--- START ---

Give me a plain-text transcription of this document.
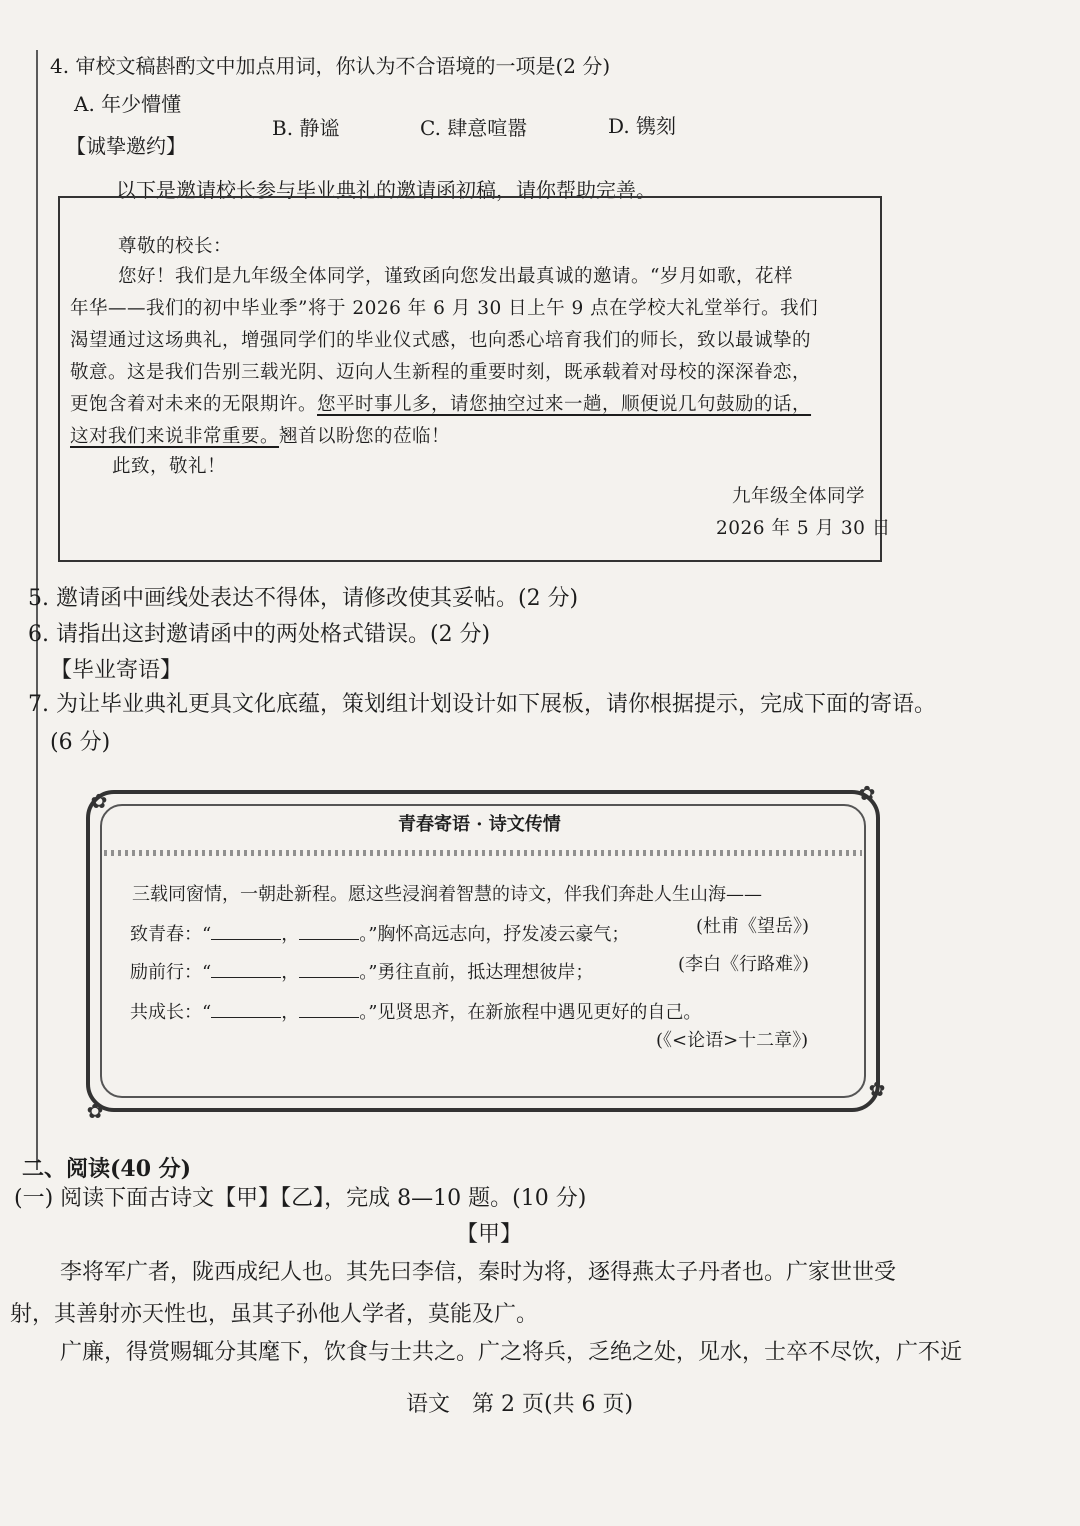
4. 审校文稿斟酌文中加点用词，你认为不合语境的一项是(2 分)
A. 年少懵懂
B. 静谧	C. 肆意喧嚣	D. 镌刻
【诚挚邀约】
以下是邀请校长参与毕业典礼的邀请函初稿，请你帮助完善。
尊敬的校长：
您好！我们是九年级全体同学，谨致函向您发出最真诚的邀请。“岁月如歌，花样
年华——我们的初中毕业季”将于 2026 年 6 月 30 日上午 9 点在学校大礼堂举行。我们
渴望通过这场典礼，增强同学们的毕业仪式感，也向悉心培育我们的师长，致以最诚挚的
敬意。这是我们告别三载光阴、迈向人生新程的重要时刻，既承载着对母校的深深眷恋，
更饱含着对未来的无限期许。您平时事儿多，请您抽空过来一趟，顺便说几句鼓励的话，
这对我们来说非常重要。翘首以盼您的莅临！
此致，敬礼！
九年级全体同学
2026 年 5 月 30 日
5. 邀请函中画线处表达不得体，请修改使其妥帖。(2 分)
6. 请指出这封邀请函中的两处格式错误。(2 分)
【毕业寄语】
7. 为让毕业典礼更具文化底蕴，策划组计划设计如下展板，请你根据提示，完成下面的寄语。
(6 分)
✿	✿
✿
✿
青春寄语 · 诗文传情
三载同窗情，一朝赴新程。愿这些浸润着智慧的诗文，伴我们奔赴人生山海——
致青春：“	，	。”胸怀高远志向，抒发凌云豪气；	(杜甫《望岳》)
励前行：“	，	。”勇往直前，抵达理想彼岸；	(李白《行路难》)
共成长：“	，	。”见贤思齐，在新旅程中遇见更好的自己。
(《<论语>十二章》)
二、阅读(40 分)
(一) 阅读下面古诗文【甲】【乙】，完成 8—10 题。(10 分)
【甲】
李将军广者，陇西成纪人也。其先曰李信，秦时为将，逐得燕太子丹者也。广家世世受
射，其善射亦天性也，虽其子孙他人学者，莫能及广。
广廉，得赏赐辄分其麾下，饮食与士共之。广之将兵，乏绝之处，见水，士卒不尽饮，广不近
语文　第 2 页(共 6 页)
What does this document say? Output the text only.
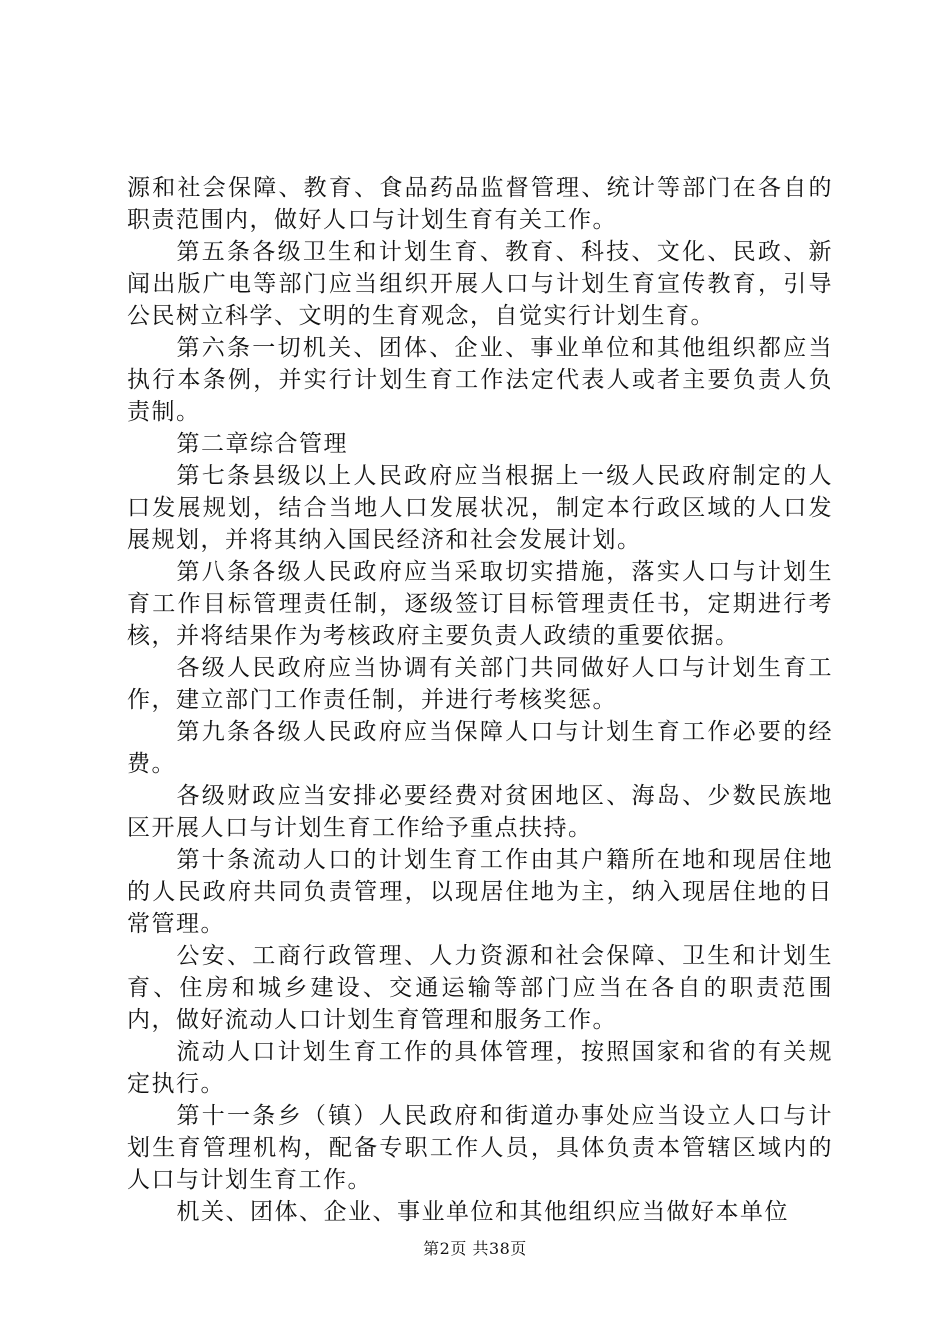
源和社会保障、教育、食品药品监督管理、统计等部门在各自的职责范围内，做好人口与计划生育有关工作。

第五条各级卫生和计划生育、教育、科技、文化、民政、新闻出版广电等部门应当组织开展人口与计划生育宣传教育，引导公民树立科学、文明的生育观念，自觉实行计划生育。

第六条一切机关、团体、企业、事业单位和其他组织都应当执行本条例，并实行计划生育工作法定代表人或者主要负责人负责制。

第二章综合管理

第七条县级以上人民政府应当根据上一级人民政府制定的人口发展规划，结合当地人口发展状况，制定本行政区域的人口发展规划，并将其纳入国民经济和社会发展计划。

第八条各级人民政府应当采取切实措施，落实人口与计划生育工作目标管理责任制，逐级签订目标管理责任书，定期进行考核，并将结果作为考核政府主要负责人政绩的重要依据。

各级人民政府应当协调有关部门共同做好人口与计划生育工作，建立部门工作责任制，并进行考核奖惩。

第九条各级人民政府应当保障人口与计划生育工作必要的经费。

各级财政应当安排必要经费对贫困地区、海岛、少数民族地区开展人口与计划生育工作给予重点扶持。

第十条流动人口的计划生育工作由其户籍所在地和现居住地的人民政府共同负责管理，以现居住地为主，纳入现居住地的日常管理。

公安、工商行政管理、人力资源和社会保障、卫生和计划生育、住房和城乡建设、交通运输等部门应当在各自的职责范围内，做好流动人口计划生育管理和服务工作。

流动人口计划生育工作的具体管理，按照国家和省的有关规定执行。

第十一条乡（镇）人民政府和街道办事处应当设立人口与计划生育管理机构，配备专职工作人员，具体负责本管辖区域内的人口与计划生育工作。

机关、团体、企业、事业单位和其他组织应当做好本单位

第2页 共38页
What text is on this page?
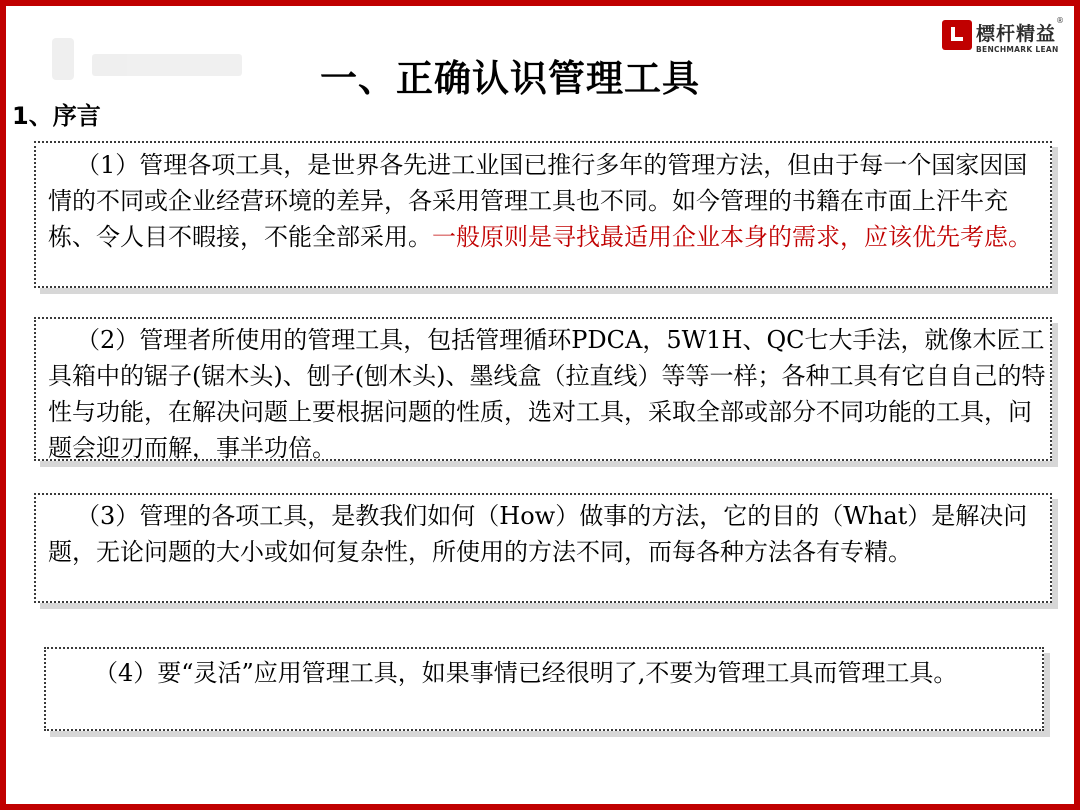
標杆精益
®
BENCHMARK LEAN
一、正确认识管理工具
1、序言

（1）管理各项工具，是世界各先进工业国已推行多年的管理方法，但由于每一个国家因国情的不同或企业经营环境的差异，各采用管理工具也不同。如今管理的书籍在市面上汗牛充栋、令人目不暇接，不能全部采用。一般原则是寻找最适用企业本身的需求，应该优先考虑。

（2）管理者所使用的管理工具，包括管理循环PDCA，5W1H、QC七大手法，就像木匠工具箱中的锯子(锯木头)、刨子(刨木头)、墨线盒（拉直线）等等一样；各种工具有它自自己的特性与功能，在解决问题上要根据问题的性质，选对工具，采取全部或部分不同功能的工具，问题会迎刃而解，事半功倍。

（3）管理的各项工具，是教我们如何（How）做事的方法，它的目的（What）是解决问题，无论问题的大小或如何复杂性，所使用的方法不同，而每各种方法各有专精。

（4）要“灵活”应用管理工具，如果事情已经很明了,不要为管理工具而管理工具。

--- END ---

- **TASK PROMPT**
Search the lines for "text". Copy each line that has it.

- **RESULT FOR THIS EXERCISE**
Give me a plain-text transcription of this document.
What does this document say? Output the text only.
What text is on this page?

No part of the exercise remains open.